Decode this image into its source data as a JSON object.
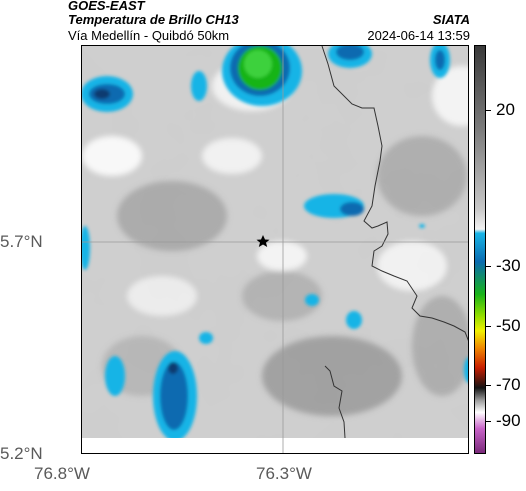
{
  "header": {
    "satellite": "GOES-EAST",
    "product": "Temperatura de Brillo CH13",
    "region": "Vía Medellín - Quibdó 50km",
    "organization": "SIATA",
    "timestamp": "2024-06-14 13:59"
  },
  "map": {
    "lat_labels": [
      "5.7°N",
      "5.2°N"
    ],
    "lon_labels": [
      "76.8°W",
      "76.3°W"
    ],
    "marker": "star"
  },
  "colorbar": {
    "tick_labels": [
      "20",
      "-30",
      "-50",
      "-70",
      "-90"
    ],
    "colors": {
      "gray_light": "#f2f2f2",
      "gray_dark": "#3a3a3a",
      "cyan": "#19b4e6",
      "blue": "#0a6bb0",
      "green": "#19b419",
      "yellow": "#f0f000",
      "orange": "#f08c00",
      "red": "#c81e00",
      "black": "#141414",
      "magenta": "#c864c8"
    }
  }
}
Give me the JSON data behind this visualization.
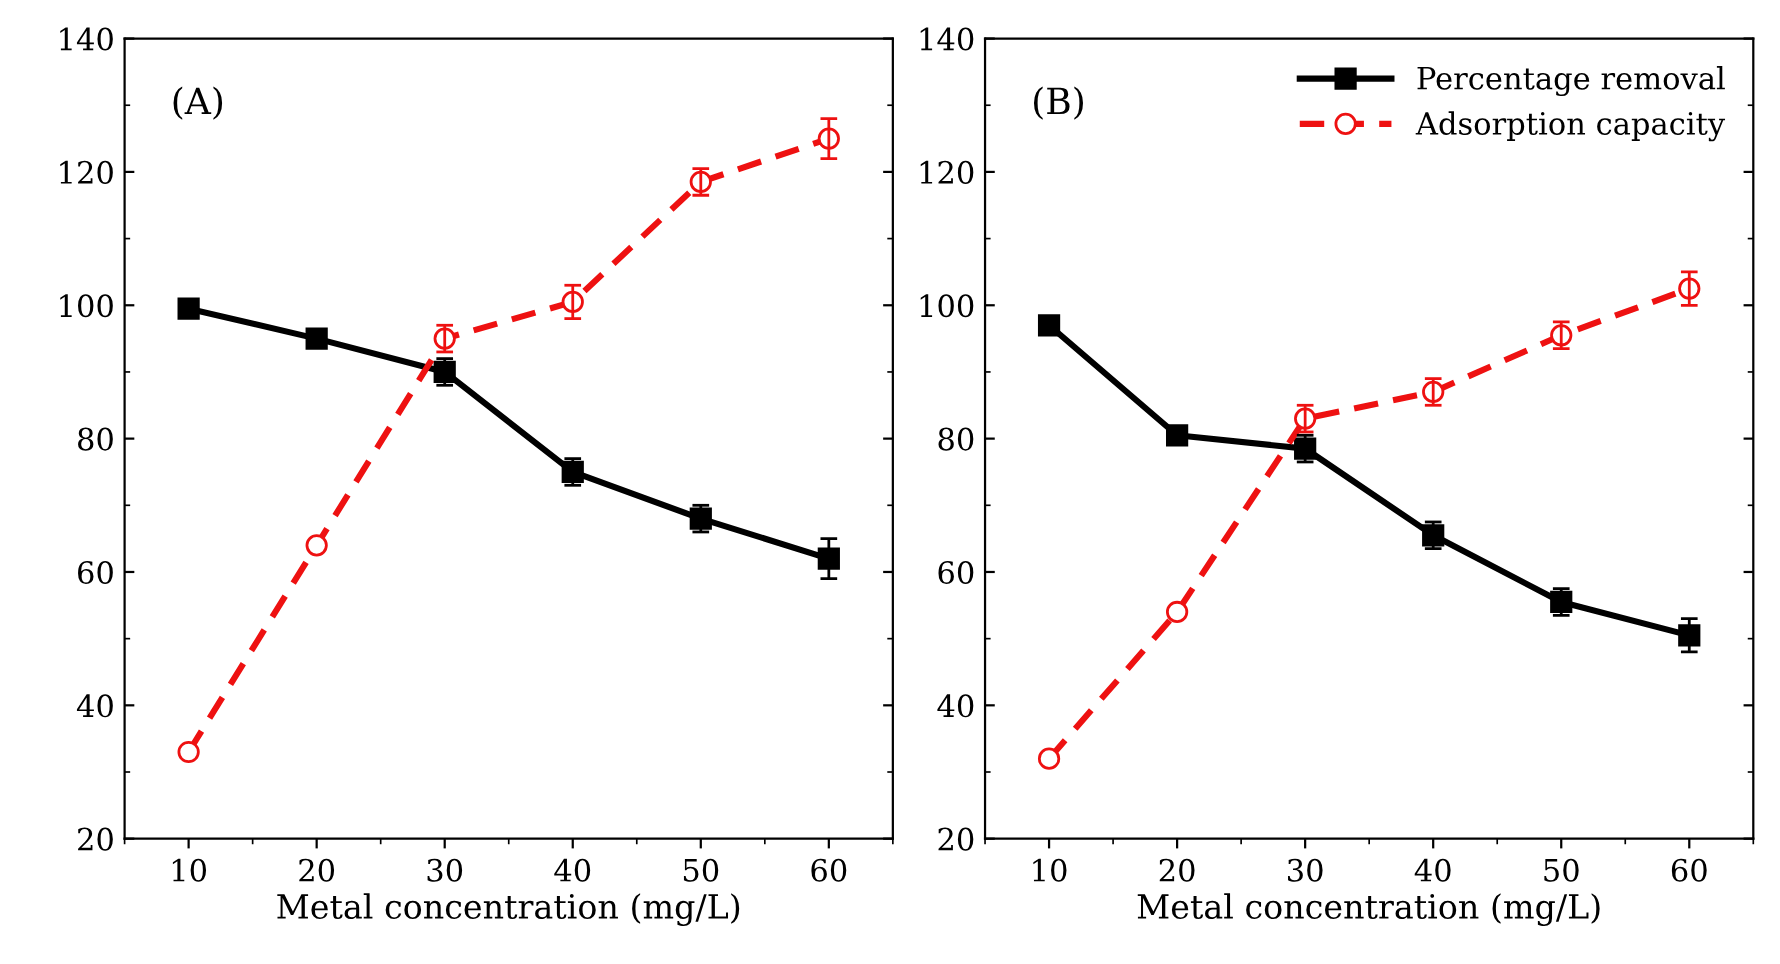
{
  "chart_data": [
    {
      "type": "line",
      "title": "(A)",
      "xlabel": "Metal concentration (mg/L)",
      "x": [
        10,
        20,
        30,
        40,
        50,
        60
      ],
      "xlim": [
        5,
        65
      ],
      "xticks": [
        10,
        20,
        30,
        40,
        50,
        60
      ],
      "ylim": [
        20,
        140
      ],
      "yticks": [
        20,
        40,
        60,
        80,
        100,
        120,
        140
      ],
      "grid": false,
      "legend": false,
      "series": [
        {
          "color": "#000000",
          "marker": "square",
          "line_style": "solid",
          "values": [
            99.5,
            95,
            90,
            75,
            68,
            62
          ],
          "errors": [
            null,
            null,
            2,
            2,
            2,
            3
          ]
        },
        {
          "color": "#ee1111",
          "marker": "circle",
          "line_style": "dashed",
          "values": [
            33,
            64,
            95,
            100.5,
            118.5,
            125
          ],
          "errors": [
            null,
            null,
            2,
            2.5,
            2,
            3
          ]
        }
      ]
    },
    {
      "type": "line",
      "title": "(B)",
      "xlabel": "Metal concentration (mg/L)",
      "x": [
        10,
        20,
        30,
        40,
        50,
        60
      ],
      "xlim": [
        5,
        65
      ],
      "xticks": [
        10,
        20,
        30,
        40,
        50,
        60
      ],
      "ylim": [
        20,
        140
      ],
      "yticks": [
        20,
        40,
        60,
        80,
        100,
        120,
        140
      ],
      "grid": false,
      "legend": "top right",
      "series": [
        {
          "name": "Percentage removal",
          "color": "#000000",
          "marker": "square",
          "line_style": "solid",
          "values": [
            97,
            80.5,
            78.5,
            65.5,
            55.5,
            50.5
          ],
          "errors": [
            null,
            null,
            2,
            2,
            2,
            2.5
          ]
        },
        {
          "name": "Adsorption capacity",
          "color": "#ee1111",
          "marker": "circle",
          "line_style": "dashed",
          "values": [
            32,
            54,
            83,
            87,
            95.5,
            102.5
          ],
          "errors": [
            null,
            null,
            2,
            2,
            2,
            2.5
          ]
        }
      ]
    }
  ]
}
——
Above are records with pictures; repeat the records exactly and leave the pictures out.

Decode this image into its source data as a JSON object.
{
  "header": {
    "satellite": "GOES-EAST",
    "product": "Temperatura de Brillo CH13",
    "region": "Vía Medellín - Quibdó 50km",
    "organization": "SIATA",
    "timestamp": "2024-06-14 13:59"
  },
  "map": {
    "lat_labels": [
      "5.7°N",
      "5.2°N"
    ],
    "lon_labels": [
      "76.8°W",
      "76.3°W"
    ],
    "marker": "star"
  },
  "colorbar": {
    "tick_labels": [
      "20",
      "-30",
      "-50",
      "-70",
      "-90"
    ],
    "colors": {
      "gray_light": "#f2f2f2",
      "gray_dark": "#3a3a3a",
      "cyan": "#19b4e6",
      "blue": "#0a6bb0",
      "green": "#19b419",
      "yellow": "#f0f000",
      "orange": "#f08c00",
      "red": "#c81e00",
      "black": "#141414",
      "magenta": "#c864c8"
    }
  }
}
Give me the JSON data behind this visualization.
{
  "chart_data": [
    {
      "type": "line",
      "title": "(A)",
      "xlabel": "Metal concentration (mg/L)",
      "x": [
        10,
        20,
        30,
        40,
        50,
        60
      ],
      "xlim": [
        5,
        65
      ],
      "xticks": [
        10,
        20,
        30,
        40,
        50,
        60
      ],
      "ylim": [
        20,
        140
      ],
      "yticks": [
        20,
        40,
        60,
        80,
        100,
        120,
        140
      ],
      "grid": false,
      "legend": false,
      "series": [
        {
          "color": "#000000",
          "marker": "square",
          "line_style": "solid",
          "values": [
            99.5,
            95,
            90,
            75,
            68,
            62
          ],
          "errors": [
            null,
            null,
            2,
            2,
            2,
            3
          ]
        },
        {
          "color": "#ee1111",
          "marker": "circle",
          "line_style": "dashed",
          "values": [
            33,
            64,
            95,
            100.5,
            118.5,
            125
          ],
          "errors": [
            null,
            null,
            2,
            2.5,
            2,
            3
          ]
        }
      ]
    },
    {
      "type": "line",
      "title": "(B)",
      "xlabel": "Metal concentration (mg/L)",
      "x": [
        10,
        20,
        30,
        40,
        50,
        60
      ],
      "xlim": [
        5,
        65
      ],
      "xticks": [
        10,
        20,
        30,
        40,
        50,
        60
      ],
      "ylim": [
        20,
        140
      ],
      "yticks": [
        20,
        40,
        60,
        80,
        100,
        120,
        140
      ],
      "grid": false,
      "legend": "top right",
      "series": [
        {
          "name": "Percentage removal",
          "color": "#000000",
          "marker": "square",
          "line_style": "solid",
          "values": [
            97,
            80.5,
            78.5,
            65.5,
            55.5,
            50.5
          ],
          "errors": [
            null,
            null,
            2,
            2,
            2,
            2.5
          ]
        },
        {
          "name": "Adsorption capacity",
          "color": "#ee1111",
          "marker": "circle",
          "line_style": "dashed",
          "values": [
            32,
            54,
            83,
            87,
            95.5,
            102.5
          ],
          "errors": [
            null,
            null,
            2,
            2,
            2,
            2.5
          ]
        }
      ]
    }
  ]
}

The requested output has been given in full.